# start of Data for this task
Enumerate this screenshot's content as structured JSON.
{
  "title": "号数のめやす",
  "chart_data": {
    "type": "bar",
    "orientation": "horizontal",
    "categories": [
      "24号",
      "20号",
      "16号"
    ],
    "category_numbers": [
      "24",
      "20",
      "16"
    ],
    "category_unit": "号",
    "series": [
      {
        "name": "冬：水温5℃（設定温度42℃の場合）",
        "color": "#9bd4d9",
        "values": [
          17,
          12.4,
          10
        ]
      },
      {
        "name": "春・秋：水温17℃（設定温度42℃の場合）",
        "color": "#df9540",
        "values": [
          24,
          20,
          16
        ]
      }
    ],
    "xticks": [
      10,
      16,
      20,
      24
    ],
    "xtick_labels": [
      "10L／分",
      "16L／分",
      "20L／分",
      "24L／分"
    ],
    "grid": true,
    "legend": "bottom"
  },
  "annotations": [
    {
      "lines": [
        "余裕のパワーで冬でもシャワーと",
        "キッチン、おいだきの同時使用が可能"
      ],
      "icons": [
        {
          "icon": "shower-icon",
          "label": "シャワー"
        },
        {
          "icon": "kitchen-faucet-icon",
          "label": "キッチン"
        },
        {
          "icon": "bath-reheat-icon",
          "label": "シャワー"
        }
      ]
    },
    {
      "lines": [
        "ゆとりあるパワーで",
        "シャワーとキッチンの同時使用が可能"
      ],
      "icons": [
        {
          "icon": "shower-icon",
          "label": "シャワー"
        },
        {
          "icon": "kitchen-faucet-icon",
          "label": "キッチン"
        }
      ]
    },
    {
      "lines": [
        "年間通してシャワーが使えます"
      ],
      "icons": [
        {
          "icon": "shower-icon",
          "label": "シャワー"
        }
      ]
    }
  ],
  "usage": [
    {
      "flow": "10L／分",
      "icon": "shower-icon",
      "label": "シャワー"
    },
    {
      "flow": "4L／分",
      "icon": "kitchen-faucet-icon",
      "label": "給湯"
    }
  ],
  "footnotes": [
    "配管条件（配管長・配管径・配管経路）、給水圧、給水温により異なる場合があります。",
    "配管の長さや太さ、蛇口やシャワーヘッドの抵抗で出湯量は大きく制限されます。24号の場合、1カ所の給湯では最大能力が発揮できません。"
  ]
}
# end of Data for this task
**What is required**
Pick out the lines that contain "name" and copy them.

**Output of the task**
        "name": "冬：水温5℃（設定温度42℃の場合）",
        "name": "春・秋：水温17℃（設定温度42℃の場合）",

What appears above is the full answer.